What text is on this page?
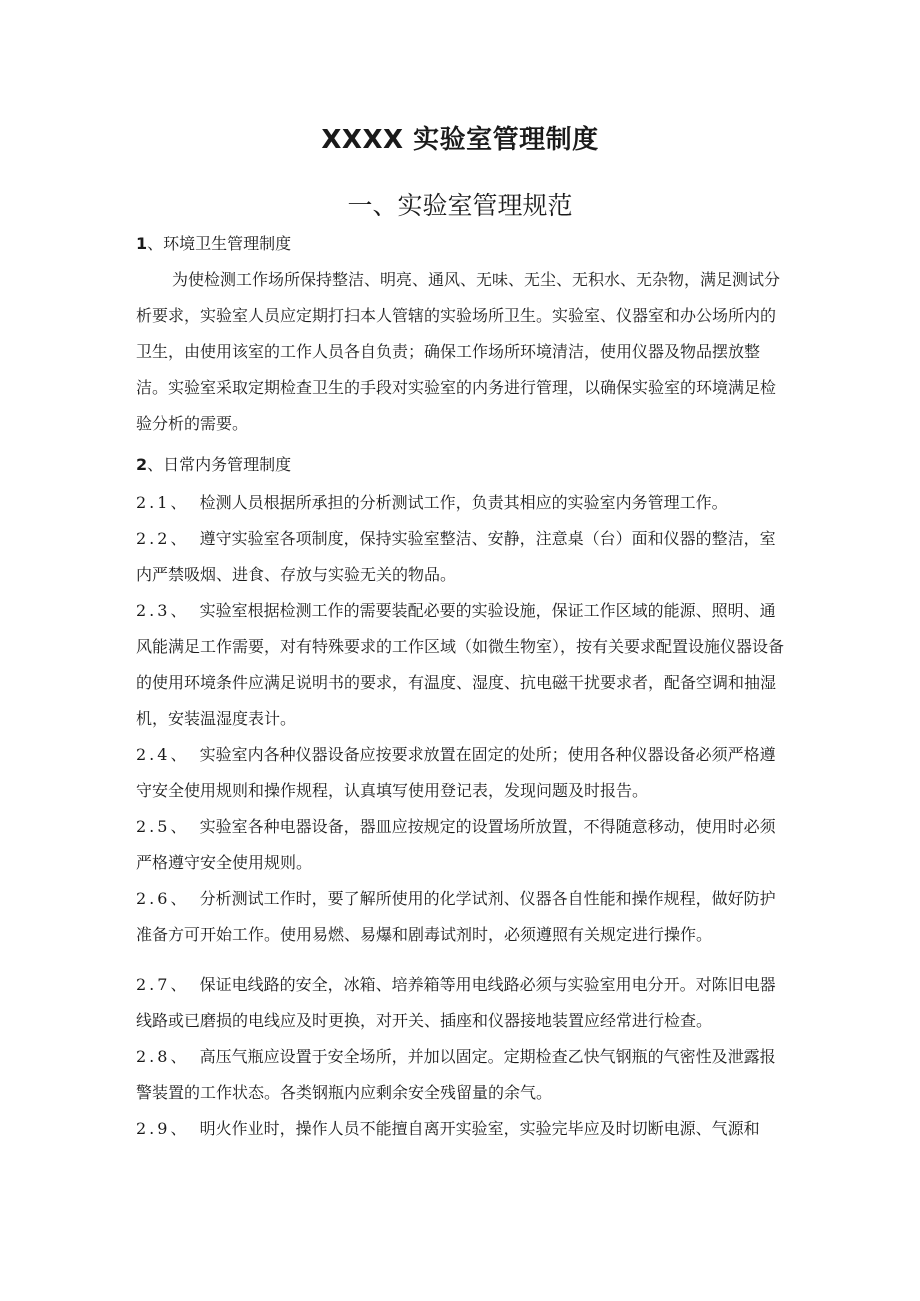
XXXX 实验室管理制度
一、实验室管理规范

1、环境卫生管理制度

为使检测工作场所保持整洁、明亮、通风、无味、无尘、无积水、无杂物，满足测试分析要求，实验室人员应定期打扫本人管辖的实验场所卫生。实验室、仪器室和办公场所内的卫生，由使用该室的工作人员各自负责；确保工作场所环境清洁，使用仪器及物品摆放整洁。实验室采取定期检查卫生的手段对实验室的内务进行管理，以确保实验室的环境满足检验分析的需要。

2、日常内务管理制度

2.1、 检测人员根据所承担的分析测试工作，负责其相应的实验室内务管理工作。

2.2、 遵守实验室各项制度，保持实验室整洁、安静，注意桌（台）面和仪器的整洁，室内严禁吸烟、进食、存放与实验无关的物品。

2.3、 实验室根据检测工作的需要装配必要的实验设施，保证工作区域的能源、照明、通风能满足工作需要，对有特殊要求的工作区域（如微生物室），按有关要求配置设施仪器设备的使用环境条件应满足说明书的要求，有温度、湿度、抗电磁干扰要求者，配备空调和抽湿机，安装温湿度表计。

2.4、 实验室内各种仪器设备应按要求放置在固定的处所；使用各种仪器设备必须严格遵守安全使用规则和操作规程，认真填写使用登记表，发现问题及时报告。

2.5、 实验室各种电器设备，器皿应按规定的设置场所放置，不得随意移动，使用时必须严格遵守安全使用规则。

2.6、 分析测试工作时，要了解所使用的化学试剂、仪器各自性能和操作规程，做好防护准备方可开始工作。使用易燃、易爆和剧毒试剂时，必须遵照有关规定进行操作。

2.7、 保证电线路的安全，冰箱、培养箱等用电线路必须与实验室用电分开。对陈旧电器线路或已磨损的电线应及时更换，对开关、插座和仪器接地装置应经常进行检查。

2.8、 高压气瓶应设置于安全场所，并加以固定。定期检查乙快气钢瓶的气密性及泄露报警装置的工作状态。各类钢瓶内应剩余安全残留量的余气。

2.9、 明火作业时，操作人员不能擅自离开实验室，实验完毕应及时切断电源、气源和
********
## WHAT TO DO:
Copy out each line exactly, without the pictures.

## RESPONSE BELOW:
What text is on this page?
XXXX 实验室管理制度
一、实验室管理规范

1、环境卫生管理制度

为使检测工作场所保持整洁、明亮、通风、无味、无尘、无积水、无杂物，满足测试分析要求，实验室人员应定期打扫本人管辖的实验场所卫生。实验室、仪器室和办公场所内的卫生，由使用该室的工作人员各自负责；确保工作场所环境清洁，使用仪器及物品摆放整洁。实验室采取定期检查卫生的手段对实验室的内务进行管理，以确保实验室的环境满足检验分析的需要。

2、日常内务管理制度

2.1、 检测人员根据所承担的分析测试工作，负责其相应的实验室内务管理工作。

2.2、 遵守实验室各项制度，保持实验室整洁、安静，注意桌（台）面和仪器的整洁，室内严禁吸烟、进食、存放与实验无关的物品。

2.3、 实验室根据检测工作的需要装配必要的实验设施，保证工作区域的能源、照明、通风能满足工作需要，对有特殊要求的工作区域（如微生物室），按有关要求配置设施仪器设备的使用环境条件应满足说明书的要求，有温度、湿度、抗电磁干扰要求者，配备空调和抽湿机，安装温湿度表计。

2.4、 实验室内各种仪器设备应按要求放置在固定的处所；使用各种仪器设备必须严格遵守安全使用规则和操作规程，认真填写使用登记表，发现问题及时报告。

2.5、 实验室各种电器设备，器皿应按规定的设置场所放置，不得随意移动，使用时必须严格遵守安全使用规则。

2.6、 分析测试工作时，要了解所使用的化学试剂、仪器各自性能和操作规程，做好防护准备方可开始工作。使用易燃、易爆和剧毒试剂时，必须遵照有关规定进行操作。

2.7、 保证电线路的安全，冰箱、培养箱等用电线路必须与实验室用电分开。对陈旧电器线路或已磨损的电线应及时更换，对开关、插座和仪器接地装置应经常进行检查。

2.8、 高压气瓶应设置于安全场所，并加以固定。定期检查乙快气钢瓶的气密性及泄露报警装置的工作状态。各类钢瓶内应剩余安全残留量的余气。

2.9、 明火作业时，操作人员不能擅自离开实验室，实验完毕应及时切断电源、气源和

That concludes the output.